INSTRUCTIONS TO FOLLOW — Pull out from the material below all lines with "significant".
---- DATASET CONTENT
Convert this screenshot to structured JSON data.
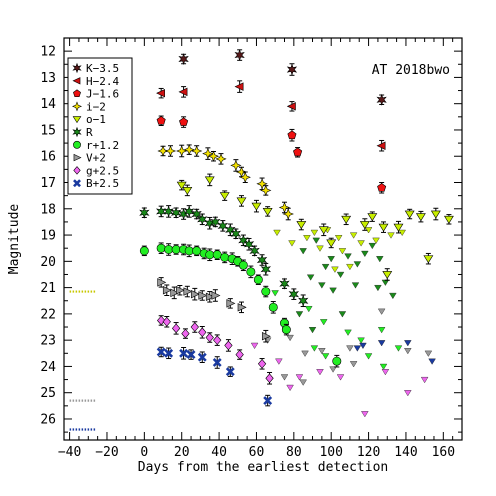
{
  "chart_data": {
    "type": "scatter",
    "title": "",
    "annotation": "AT 2018bwo",
    "xlabel": "Days from the earliest detection",
    "ylabel": "Magnitude",
    "xlim": [
      -43,
      170
    ],
    "ylim": [
      26.8,
      11.5
    ],
    "y_inverted": true,
    "grid": false,
    "legend_position": "top-left",
    "x_ticks": [
      -40,
      -20,
      0,
      20,
      40,
      60,
      80,
      100,
      120,
      140,
      160
    ],
    "y_ticks": [
      12,
      13,
      14,
      15,
      16,
      17,
      18,
      19,
      20,
      21,
      22,
      23,
      24,
      25,
      26
    ],
    "series": [
      {
        "name": "K−3.5",
        "symbol": "star6",
        "color": "#5a1a1a",
        "points": [
          [
            21,
            12.3
          ],
          [
            51,
            12.15
          ],
          [
            79,
            12.7
          ],
          [
            127,
            13.85
          ]
        ]
      },
      {
        "name": "H−2.4",
        "symbol": "tri-left",
        "color": "#cc1111",
        "points": [
          [
            9,
            13.6
          ],
          [
            21,
            13.55
          ],
          [
            51,
            13.35
          ],
          [
            79,
            14.1
          ],
          [
            127,
            15.6
          ]
        ]
      },
      {
        "name": "J−1.6",
        "symbol": "pentagon",
        "color": "#ee1111",
        "points": [
          [
            9,
            14.65
          ],
          [
            21,
            14.7
          ],
          [
            79,
            15.2
          ],
          [
            82,
            15.85
          ],
          [
            127,
            17.2
          ]
        ]
      },
      {
        "name": "i−2",
        "symbol": "star4",
        "color": "#f2e000",
        "points": [
          [
            10,
            15.8
          ],
          [
            14,
            15.8
          ],
          [
            20,
            15.8
          ],
          [
            24,
            15.75
          ],
          [
            28,
            15.8
          ],
          [
            34,
            15.9
          ],
          [
            37,
            16.0
          ],
          [
            41,
            16.1
          ],
          [
            49,
            16.35
          ],
          [
            52,
            16.6
          ],
          [
            54,
            16.8
          ],
          [
            63,
            17.05
          ],
          [
            65,
            17.3
          ],
          [
            75,
            17.95
          ],
          [
            77,
            18.2
          ]
        ]
      },
      {
        "name": "o−1",
        "symbol": "tri-down",
        "color": "#c8ee00",
        "points": [
          [
            20,
            17.1
          ],
          [
            23,
            17.3
          ],
          [
            35,
            16.9
          ],
          [
            43,
            17.5
          ],
          [
            52,
            17.7
          ],
          [
            60,
            17.9
          ],
          [
            66,
            18.1
          ],
          [
            84,
            18.6
          ],
          [
            96,
            18.8
          ],
          [
            100,
            19.3
          ],
          [
            108,
            18.4
          ],
          [
            118,
            18.6
          ],
          [
            122,
            18.3
          ],
          [
            128,
            18.7
          ],
          [
            136,
            18.7
          ],
          [
            142,
            18.2
          ],
          [
            148,
            18.3
          ],
          [
            156,
            18.2
          ],
          [
            163,
            18.4
          ],
          [
            152,
            19.9
          ],
          [
            130,
            20.5
          ]
        ]
      },
      {
        "name": "R",
        "symbol": "star6",
        "color": "#1a8a1a",
        "points": [
          [
            0,
            18.15
          ],
          [
            9,
            18.1
          ],
          [
            13,
            18.1
          ],
          [
            17,
            18.15
          ],
          [
            21,
            18.2
          ],
          [
            24,
            18.1
          ],
          [
            28,
            18.2
          ],
          [
            31,
            18.4
          ],
          [
            35,
            18.55
          ],
          [
            38,
            18.5
          ],
          [
            42,
            18.65
          ],
          [
            46,
            18.8
          ],
          [
            49,
            18.95
          ],
          [
            53,
            19.2
          ],
          [
            56,
            19.35
          ],
          [
            59,
            19.6
          ],
          [
            63,
            19.95
          ],
          [
            65,
            20.3
          ],
          [
            75,
            20.85
          ],
          [
            80,
            21.25
          ],
          [
            85,
            21.5
          ]
        ]
      },
      {
        "name": "r+1.2",
        "symbol": "circle",
        "color": "#22ee22",
        "points": [
          [
            0,
            19.6
          ],
          [
            9,
            19.5
          ],
          [
            13,
            19.55
          ],
          [
            17,
            19.55
          ],
          [
            21,
            19.55
          ],
          [
            24,
            19.6
          ],
          [
            28,
            19.6
          ],
          [
            32,
            19.7
          ],
          [
            35,
            19.75
          ],
          [
            39,
            19.75
          ],
          [
            43,
            19.85
          ],
          [
            47,
            19.9
          ],
          [
            50,
            20.0
          ],
          [
            53,
            20.15
          ],
          [
            57,
            20.4
          ],
          [
            61,
            20.7
          ],
          [
            65,
            21.15
          ],
          [
            69,
            21.75
          ],
          [
            75,
            22.35
          ],
          [
            76,
            22.6
          ],
          [
            103,
            23.8
          ]
        ]
      },
      {
        "name": "V+2",
        "symbol": "tri-right",
        "color": "#999999",
        "points": [
          [
            9,
            20.8
          ],
          [
            12,
            21.1
          ],
          [
            16,
            21.2
          ],
          [
            19,
            21.1
          ],
          [
            23,
            21.15
          ],
          [
            27,
            21.25
          ],
          [
            31,
            21.3
          ],
          [
            35,
            21.35
          ],
          [
            38,
            21.3
          ],
          [
            46,
            21.6
          ],
          [
            52,
            21.75
          ],
          [
            65,
            22.85
          ]
        ]
      },
      {
        "name": "g+2.5",
        "symbol": "diamond",
        "color": "#ee66ee",
        "points": [
          [
            9,
            22.25
          ],
          [
            12,
            22.3
          ],
          [
            17,
            22.55
          ],
          [
            22,
            22.75
          ],
          [
            27,
            22.5
          ],
          [
            31,
            22.7
          ],
          [
            35,
            22.9
          ],
          [
            39,
            23.0
          ],
          [
            45,
            23.2
          ],
          [
            51,
            23.55
          ],
          [
            63,
            23.9
          ],
          [
            67,
            24.45
          ]
        ]
      },
      {
        "name": "B+2.5",
        "symbol": "cross",
        "color": "#1a3aa0",
        "points": [
          [
            9,
            23.45
          ],
          [
            13,
            23.5
          ],
          [
            21,
            23.5
          ],
          [
            25,
            23.55
          ],
          [
            31,
            23.65
          ],
          [
            39,
            23.85
          ],
          [
            46,
            24.2
          ],
          [
            66,
            25.3
          ]
        ]
      }
    ],
    "upper_limits": [
      {
        "color": "#c8ee00",
        "points": [
          [
            71,
            18.9
          ],
          [
            79,
            19.3
          ],
          [
            87,
            19.1
          ],
          [
            91,
            18.9
          ],
          [
            94,
            19.5
          ],
          [
            98,
            18.8
          ],
          [
            104,
            19.1
          ],
          [
            106,
            19.6
          ],
          [
            112,
            19.0
          ],
          [
            116,
            19.3
          ],
          [
            120,
            18.8
          ],
          [
            124,
            19.2
          ],
          [
            132,
            19.0
          ],
          [
            138,
            18.9
          ],
          [
            102,
            20.3
          ],
          [
            110,
            20.2
          ]
        ]
      },
      {
        "color": "#1a8a1a",
        "points": [
          [
            85,
            19.6
          ],
          [
            92,
            19.2
          ],
          [
            97,
            20.2
          ],
          [
            100,
            19.9
          ],
          [
            105,
            20.5
          ],
          [
            109,
            19.8
          ],
          [
            114,
            20.1
          ],
          [
            118,
            19.7
          ],
          [
            122,
            19.4
          ],
          [
            126,
            19.9
          ],
          [
            129,
            20.8
          ],
          [
            133,
            21.3
          ],
          [
            89,
            20.6
          ],
          [
            95,
            20.9
          ],
          [
            101,
            21.1
          ],
          [
            113,
            20.9
          ],
          [
            125,
            21.0
          ],
          [
            83,
            22.0
          ],
          [
            90,
            22.6
          ],
          [
            106,
            22.0
          ]
        ]
      },
      {
        "color": "#22ee22",
        "points": [
          [
            70,
            21.2
          ],
          [
            88,
            21.8
          ],
          [
            96,
            22.3
          ],
          [
            109,
            22.7
          ],
          [
            116,
            23.0
          ],
          [
            127,
            22.6
          ],
          [
            91,
            23.3
          ],
          [
            97,
            23.6
          ],
          [
            120,
            23.6
          ],
          [
            128,
            24.0
          ],
          [
            136,
            23.3
          ]
        ]
      },
      {
        "color": "#999999",
        "points": [
          [
            66,
            23.0
          ],
          [
            78,
            22.9
          ],
          [
            86,
            23.5
          ],
          [
            95,
            23.4
          ],
          [
            110,
            23.3
          ],
          [
            112,
            23.9
          ],
          [
            127,
            21.9
          ],
          [
            141,
            23.4
          ],
          [
            152,
            23.5
          ],
          [
            75,
            24.4
          ],
          [
            85,
            24.6
          ],
          [
            101,
            24.1
          ]
        ]
      },
      {
        "color": "#ee66ee",
        "points": [
          [
            59,
            23.2
          ],
          [
            72,
            23.8
          ],
          [
            78,
            24.8
          ],
          [
            83,
            24.4
          ],
          [
            94,
            24.2
          ],
          [
            105,
            24.4
          ],
          [
            118,
            25.8
          ],
          [
            141,
            25.0
          ],
          [
            150,
            24.5
          ],
          [
            129,
            24.2
          ]
        ]
      },
      {
        "color": "#1a3aa0",
        "points": [
          [
            114,
            23.3
          ],
          [
            117,
            23.2
          ],
          [
            127,
            23.1
          ],
          [
            141,
            23.1
          ],
          [
            154,
            23.8
          ]
        ]
      }
    ],
    "reference_lines": [
      {
        "color": "#c8c800",
        "y": 21.15,
        "x": [
          -40,
          -26
        ]
      },
      {
        "color": "#999999",
        "y": 25.3,
        "x": [
          -40,
          -26
        ]
      },
      {
        "color": "#1a3aa0",
        "y": 26.4,
        "x": [
          -40,
          -26
        ]
      }
    ]
  }
}
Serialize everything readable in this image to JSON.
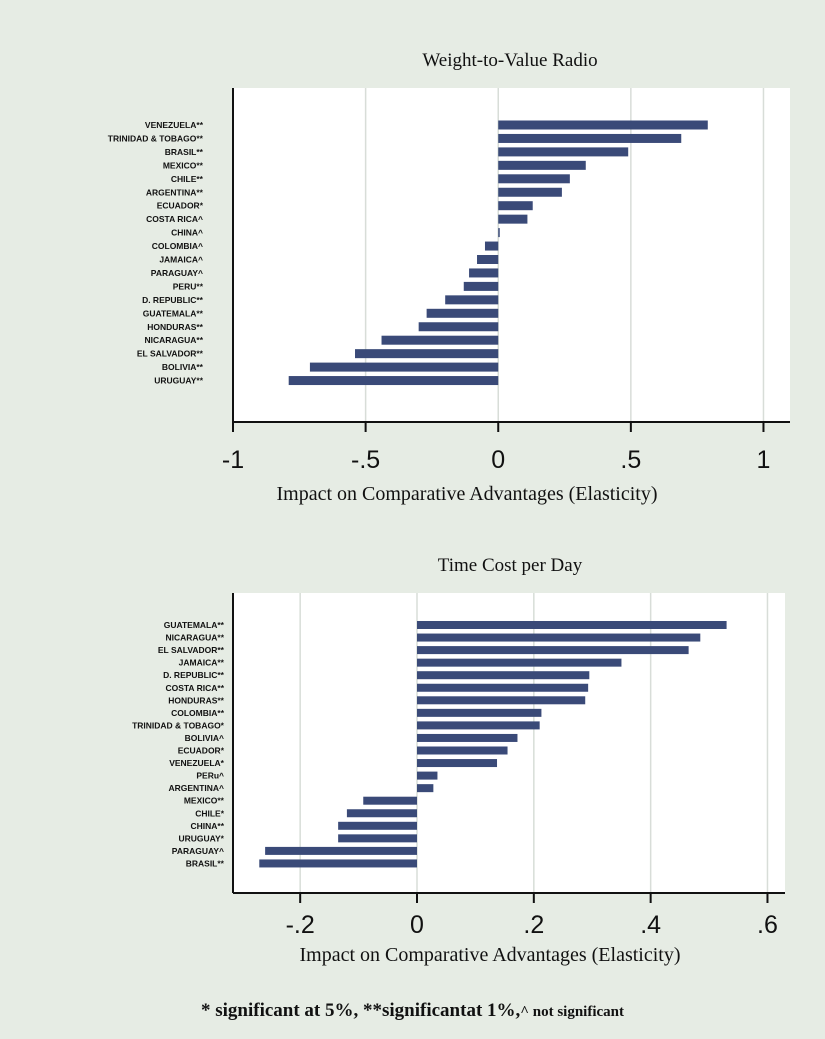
{
  "chart_data": [
    {
      "type": "bar",
      "orientation": "horizontal",
      "title": "Weight-to-Value Radio",
      "xlabel": "Impact on Comparative Advantages (Elasticity)",
      "ylabel": "",
      "xlim": [
        -1,
        1.1
      ],
      "xticks": [
        -1,
        -0.5,
        0,
        0.5,
        1
      ],
      "xtick_labels": [
        "-1",
        "-.5",
        "0",
        ".5",
        "1"
      ],
      "grid": true,
      "categories": [
        "VENEZUELA**",
        "TRINIDAD & TOBAGO**",
        "BRASIL**",
        "MEXICO**",
        "CHILE**",
        "ARGENTINA**",
        "ECUADOR*",
        "COSTA RICA^",
        "CHINA^",
        "COLOMBIA^",
        "JAMAICA^",
        "PARAGUAY^",
        "PERU**",
        "D. REPUBLIC**",
        "GUATEMALA**",
        "HONDURAS**",
        "NICARAGUA**",
        "EL SALVADOR**",
        "BOLIVIA**",
        "URUGUAY**"
      ],
      "values": [
        0.79,
        0.69,
        0.49,
        0.33,
        0.27,
        0.24,
        0.13,
        0.11,
        0.005,
        -0.05,
        -0.08,
        -0.11,
        -0.13,
        -0.2,
        -0.27,
        -0.3,
        -0.44,
        -0.54,
        -0.71,
        -0.79
      ],
      "bar_color": "#3a4a78"
    },
    {
      "type": "bar",
      "orientation": "horizontal",
      "title": "Time  Cost per Day",
      "xlabel": "Impact on Comparative Advantages (Elasticity)",
      "ylabel": "",
      "xlim": [
        -0.315,
        0.63
      ],
      "xticks": [
        -0.2,
        0,
        0.2,
        0.4,
        0.6
      ],
      "xtick_labels": [
        "-.2",
        "0",
        ".2",
        ".4",
        ".6"
      ],
      "grid": true,
      "categories": [
        "GUATEMALA**",
        "NICARAGUA**",
        "EL SALVADOR**",
        "JAMAICA**",
        "D. REPUBLIC**",
        "COSTA RICA**",
        "HONDURAS**",
        "COLOMBIA**",
        "TRINIDAD & TOBAGO*",
        "BOLIVIA^",
        "ECUADOR*",
        "VENEZUELA*",
        "PERu^",
        "ARGENTINA^",
        "MEXICO**",
        "CHILE*",
        "CHINA**",
        "URUGUAY*",
        "PARAGUAY^",
        "BRASIL**"
      ],
      "values": [
        0.53,
        0.485,
        0.465,
        0.35,
        0.295,
        0.293,
        0.288,
        0.213,
        0.21,
        0.172,
        0.155,
        0.137,
        0.035,
        0.028,
        -0.092,
        -0.12,
        -0.135,
        -0.135,
        -0.26,
        -0.27
      ],
      "bar_color": "#3a4a78"
    }
  ],
  "footnote": {
    "main": "* significant at 5%, **significantat 1%,",
    "small": "^ not significant"
  }
}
--------
TASK RESPONSE —
    "main": "* significant at 5%, **significantat 1%,",
    "small": "^ not significant"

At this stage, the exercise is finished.